■ **Short problem**: Pull each line containing "rock" out of the data and copy it.

■ **Supplied data**:
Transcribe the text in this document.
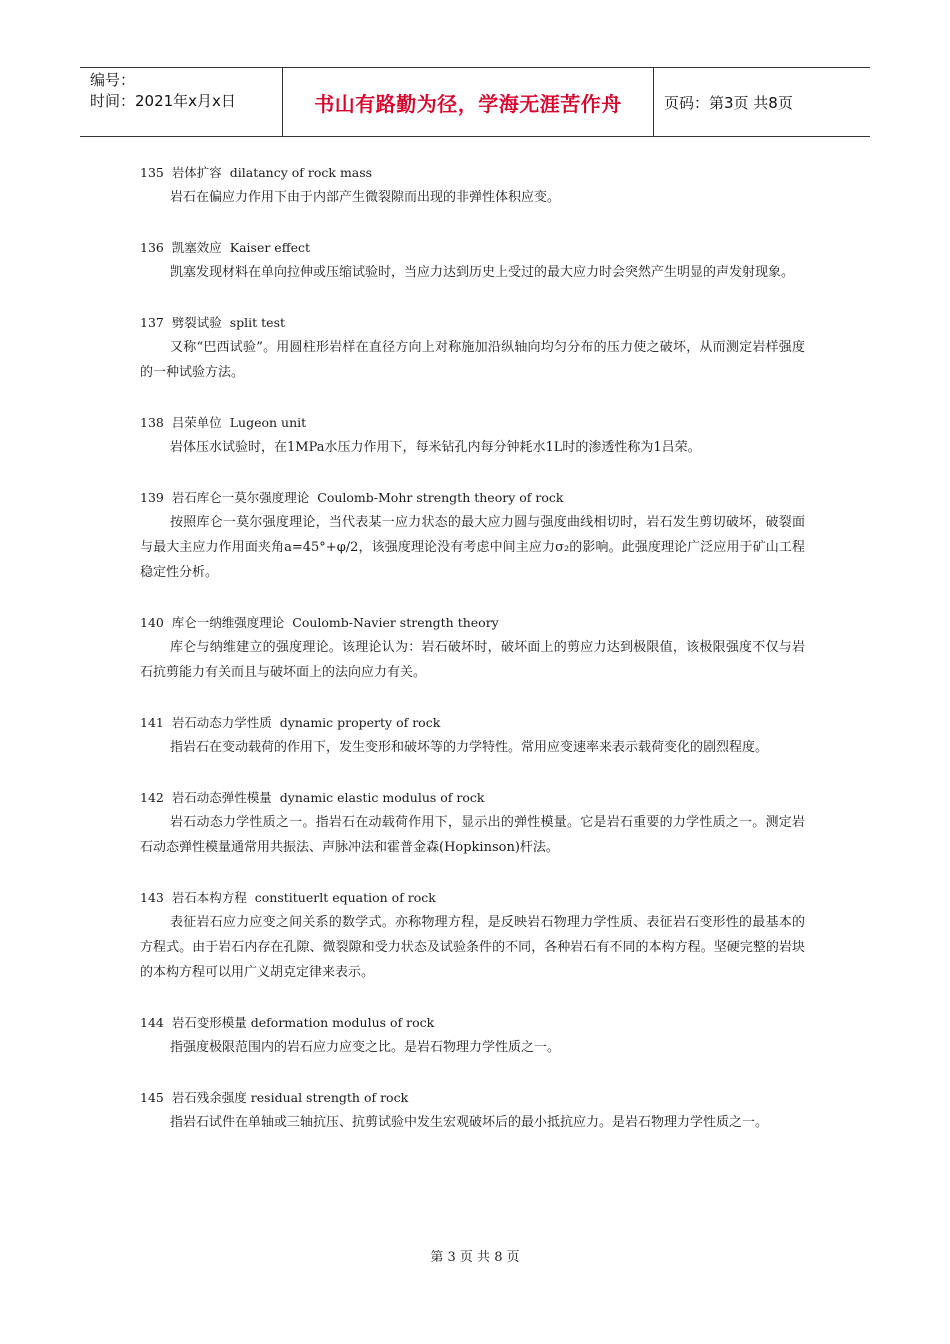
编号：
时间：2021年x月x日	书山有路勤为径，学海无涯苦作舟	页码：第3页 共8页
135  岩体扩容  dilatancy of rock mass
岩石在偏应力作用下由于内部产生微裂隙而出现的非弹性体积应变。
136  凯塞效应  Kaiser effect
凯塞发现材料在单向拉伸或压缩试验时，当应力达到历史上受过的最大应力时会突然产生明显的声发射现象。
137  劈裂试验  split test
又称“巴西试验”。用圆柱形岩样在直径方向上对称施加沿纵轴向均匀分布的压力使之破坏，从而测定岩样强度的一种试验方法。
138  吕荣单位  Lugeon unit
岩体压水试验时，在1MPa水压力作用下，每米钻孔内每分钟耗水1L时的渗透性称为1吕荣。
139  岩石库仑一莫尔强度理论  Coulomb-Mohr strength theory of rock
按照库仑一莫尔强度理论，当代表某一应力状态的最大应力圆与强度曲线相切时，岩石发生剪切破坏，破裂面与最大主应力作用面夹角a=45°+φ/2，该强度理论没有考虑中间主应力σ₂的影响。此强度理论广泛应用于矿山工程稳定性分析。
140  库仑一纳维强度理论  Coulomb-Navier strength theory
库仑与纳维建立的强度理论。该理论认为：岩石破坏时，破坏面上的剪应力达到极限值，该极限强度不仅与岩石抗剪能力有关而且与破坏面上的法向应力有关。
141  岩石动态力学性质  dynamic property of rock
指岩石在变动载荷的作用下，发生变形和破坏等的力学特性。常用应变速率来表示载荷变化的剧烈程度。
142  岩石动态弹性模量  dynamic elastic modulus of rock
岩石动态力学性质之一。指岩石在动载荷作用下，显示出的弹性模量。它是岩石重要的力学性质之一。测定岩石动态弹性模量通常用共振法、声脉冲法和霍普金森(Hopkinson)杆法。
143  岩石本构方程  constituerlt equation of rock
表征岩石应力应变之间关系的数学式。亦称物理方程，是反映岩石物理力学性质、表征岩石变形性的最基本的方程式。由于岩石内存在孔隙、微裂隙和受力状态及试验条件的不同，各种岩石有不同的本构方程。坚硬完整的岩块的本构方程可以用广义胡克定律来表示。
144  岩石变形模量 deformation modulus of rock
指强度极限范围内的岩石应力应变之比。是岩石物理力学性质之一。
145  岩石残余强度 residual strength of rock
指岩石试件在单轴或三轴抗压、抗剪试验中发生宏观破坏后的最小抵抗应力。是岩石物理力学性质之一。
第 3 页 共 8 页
==
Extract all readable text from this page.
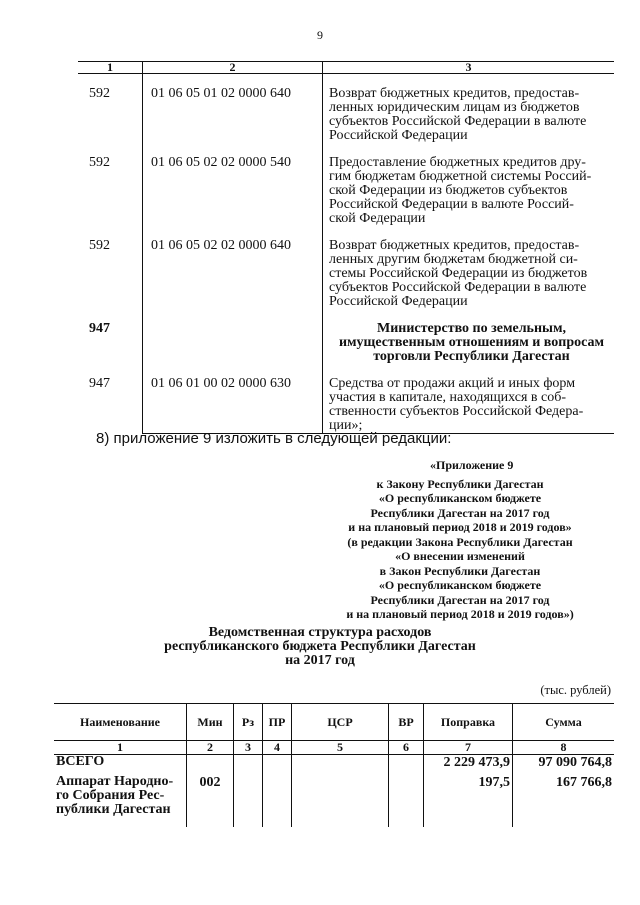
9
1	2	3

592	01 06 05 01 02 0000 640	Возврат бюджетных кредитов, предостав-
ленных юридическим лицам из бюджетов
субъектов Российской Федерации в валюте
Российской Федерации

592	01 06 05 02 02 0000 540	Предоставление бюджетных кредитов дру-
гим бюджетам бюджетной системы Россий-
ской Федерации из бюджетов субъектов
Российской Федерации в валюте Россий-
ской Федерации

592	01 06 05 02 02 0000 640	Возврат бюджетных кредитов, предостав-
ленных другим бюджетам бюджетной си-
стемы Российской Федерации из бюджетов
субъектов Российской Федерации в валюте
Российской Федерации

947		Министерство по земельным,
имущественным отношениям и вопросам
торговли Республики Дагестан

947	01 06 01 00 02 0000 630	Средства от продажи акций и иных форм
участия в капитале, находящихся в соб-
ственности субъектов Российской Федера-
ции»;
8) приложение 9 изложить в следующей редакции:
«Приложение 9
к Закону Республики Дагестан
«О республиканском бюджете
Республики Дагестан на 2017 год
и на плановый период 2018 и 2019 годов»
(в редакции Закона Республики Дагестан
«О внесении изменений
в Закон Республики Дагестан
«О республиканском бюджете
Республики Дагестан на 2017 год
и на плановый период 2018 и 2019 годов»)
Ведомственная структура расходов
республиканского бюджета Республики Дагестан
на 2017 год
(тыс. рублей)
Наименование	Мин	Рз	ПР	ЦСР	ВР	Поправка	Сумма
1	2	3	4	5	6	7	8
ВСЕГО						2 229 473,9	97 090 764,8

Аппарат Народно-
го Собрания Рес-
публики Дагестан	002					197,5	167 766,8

■ **Result of this task**:
135  岩体扩容  dilatancy of rock mass
139  岩石库仑一莫尔强度理论  Coulomb-Mohr strength theory of rock
141  岩石动态力学性质  dynamic property of rock
142  岩石动态弹性模量  dynamic elastic modulus of rock
143  岩石本构方程  constituerlt equation of rock
144  岩石变形模量 deformation modulus of rock
145  岩石残余强度 residual strength of rock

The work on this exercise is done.